What is needed: Continue the excerpt on the chi-squared test in R, picking up right after its last sentence.

Excerpt:
The \(\chi^2\)-test now offers a convenient way of quantifying the differences between the two tables above. It measures how much the observed frequencies deviate from the expected frequencies for each cell in a contingency table (cf. Heumann, Schomaker, and Shalabh 2022: 249-251). The gist of this procedure is summarised in Equation 2.

\[ \text{Chi-squared } \chi^2 =\frac{(\text{observed} - \text{expected})^2}{\text{expected}} \tag{2}\]

Let \(I\) denote the total number of rows and \(J\) the total number of columns, with degress of freedom equal to \((I-1) \cdot (J-1)\). We compute the joint squared deviations between \(f_{ij}\) and \(e_{ij}\) for every row-column combination:

\[ \chi^2 = \sum_{i=1}^{I}\sum_{j=1}^{J}{\frac{(f_{ij} - e_{ij})^2}{e_{ij}}} \tag{3}\]

A visual representation is given in the table below.

\(X\)
\(x_1\) \(x_2\) … \(x_j\)
\(y_1\) \(\frac{(f_{11} - e_{11})^2}{e_{11}}\) \(\frac{(f_{12} - e_{12})^2}{e_{12}}\) … \(\frac{(f_{1j} - e_{1j})^2}{e_{1j}}\)
\(y_2\) \(\frac{(f_{21} - e_{21})^2}{e_{21}}\) \(\frac{(f_{22} - e_{22})^2}{e_{22}}\) … \(\frac{(f_{2j} - e_{2j})^2}{e_{2j}}\)
\(Y\) … … … … …
\(y_i\) \(\frac{(f_{i1} - e_{i1})^2}{e_{i1}}\) \(\frac{(f_{i2} - e_{i1})^2}{e_{i2}}\) … \(\frac{(f_{ij} - e_{ij})^2}{e_{ij}}\)

The implementation in R is a simple one-liner. Keep in mind that we have to supply absolute frequencies to chisq.test() rather than percentages.

freqs_test <- chisq.test(observed_freqs)

print(freqs_test)

    Pearson's Chi-squared test with Yates' continuity correction

data:  observed_freqs
X-squared = 1453.4, df = 1, p-value < 2.2e-16

Quite conveniently, the test object freqs_test stores the expected frequencies, which can be easily accessed via subsetting. Luckily, they are identical to what we calculated above!

Given information:
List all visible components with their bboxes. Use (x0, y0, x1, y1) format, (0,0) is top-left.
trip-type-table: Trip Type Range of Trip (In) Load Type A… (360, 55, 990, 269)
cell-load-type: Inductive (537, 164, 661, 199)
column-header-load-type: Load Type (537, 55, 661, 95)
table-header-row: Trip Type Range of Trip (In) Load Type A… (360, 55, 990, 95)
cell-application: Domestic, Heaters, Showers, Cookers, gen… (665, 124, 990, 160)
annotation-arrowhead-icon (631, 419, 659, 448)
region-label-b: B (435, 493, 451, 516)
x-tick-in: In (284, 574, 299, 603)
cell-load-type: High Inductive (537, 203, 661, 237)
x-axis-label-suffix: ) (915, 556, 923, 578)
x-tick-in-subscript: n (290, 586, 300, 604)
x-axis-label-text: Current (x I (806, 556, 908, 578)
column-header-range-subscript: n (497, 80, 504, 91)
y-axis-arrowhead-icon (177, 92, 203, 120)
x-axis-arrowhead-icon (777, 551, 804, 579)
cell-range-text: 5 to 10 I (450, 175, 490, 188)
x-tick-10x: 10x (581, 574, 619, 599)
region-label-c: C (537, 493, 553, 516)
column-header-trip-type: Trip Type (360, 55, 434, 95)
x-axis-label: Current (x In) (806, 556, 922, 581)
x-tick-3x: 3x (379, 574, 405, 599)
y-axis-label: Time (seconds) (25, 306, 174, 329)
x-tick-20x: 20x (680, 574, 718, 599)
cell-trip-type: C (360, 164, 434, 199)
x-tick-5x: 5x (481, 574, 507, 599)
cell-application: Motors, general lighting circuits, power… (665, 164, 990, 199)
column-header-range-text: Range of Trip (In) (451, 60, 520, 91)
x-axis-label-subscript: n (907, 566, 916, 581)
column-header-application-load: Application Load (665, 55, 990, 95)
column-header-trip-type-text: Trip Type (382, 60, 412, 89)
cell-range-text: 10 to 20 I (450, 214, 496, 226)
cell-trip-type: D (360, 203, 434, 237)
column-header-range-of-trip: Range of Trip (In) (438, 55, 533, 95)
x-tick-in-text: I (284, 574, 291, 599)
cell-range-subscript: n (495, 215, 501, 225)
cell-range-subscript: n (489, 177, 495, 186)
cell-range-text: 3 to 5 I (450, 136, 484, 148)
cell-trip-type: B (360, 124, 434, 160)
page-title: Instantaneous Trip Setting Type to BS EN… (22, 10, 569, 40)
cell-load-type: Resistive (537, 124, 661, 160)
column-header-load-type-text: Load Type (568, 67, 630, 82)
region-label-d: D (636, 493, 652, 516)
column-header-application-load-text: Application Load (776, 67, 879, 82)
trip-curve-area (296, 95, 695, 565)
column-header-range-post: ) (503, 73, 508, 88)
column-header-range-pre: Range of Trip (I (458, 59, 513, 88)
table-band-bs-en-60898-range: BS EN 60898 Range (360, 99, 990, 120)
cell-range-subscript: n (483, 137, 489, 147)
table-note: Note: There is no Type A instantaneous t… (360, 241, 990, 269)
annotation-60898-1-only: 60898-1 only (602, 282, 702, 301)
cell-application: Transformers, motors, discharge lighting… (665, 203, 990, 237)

Answer to this exercise:
freqs_test$expected
    
       animate inanimate
  of 1243.5129  1859.487
  s   799.4871  1195.513

Assumptions of the chi-squared test

This \(\chi^2\)-test comes with certain statistical assumptions. Violations of these assumptions decrease the validity of the result and could, therefore, lead to wrong conclusions about relationships in the data. In this case, other tests should be consulted.

Important
  1. All observations are independent of each other.
  2. 80% of the expected frequencies are \(\geq\) 5.
  3. All observed frequencies are \(\geq\) 1.

Dependent observations (e.g., multiple measurements per participant) are a common problem of linguistic data and should always be controlled for. The gold standard are hierarchical (multilevel) models which respect grouping structures.

If the (expected) frequencies are low, it is recommended to use a more robust test such as the Fisher’s Exact Test or the log-likelihood ratio test (\(G\)-test).

Fisher’s Exact Test

While the \(\chi^2\)-test can only approximate the \(p\)-value, Fisher’s Exact Test can provide an exact solution. Note that for anything more complex than a \(2 \times 2\) table, it becomes considerably more computationally expensive; if it takes too long, set simulate.p.value = TRUE.

Drawing on the hypergeometric distribution (see ?dhyper()), it computes the probability of all frequency tables that are equal or more extreme than the one observed.

fisher.test(observed_freqs)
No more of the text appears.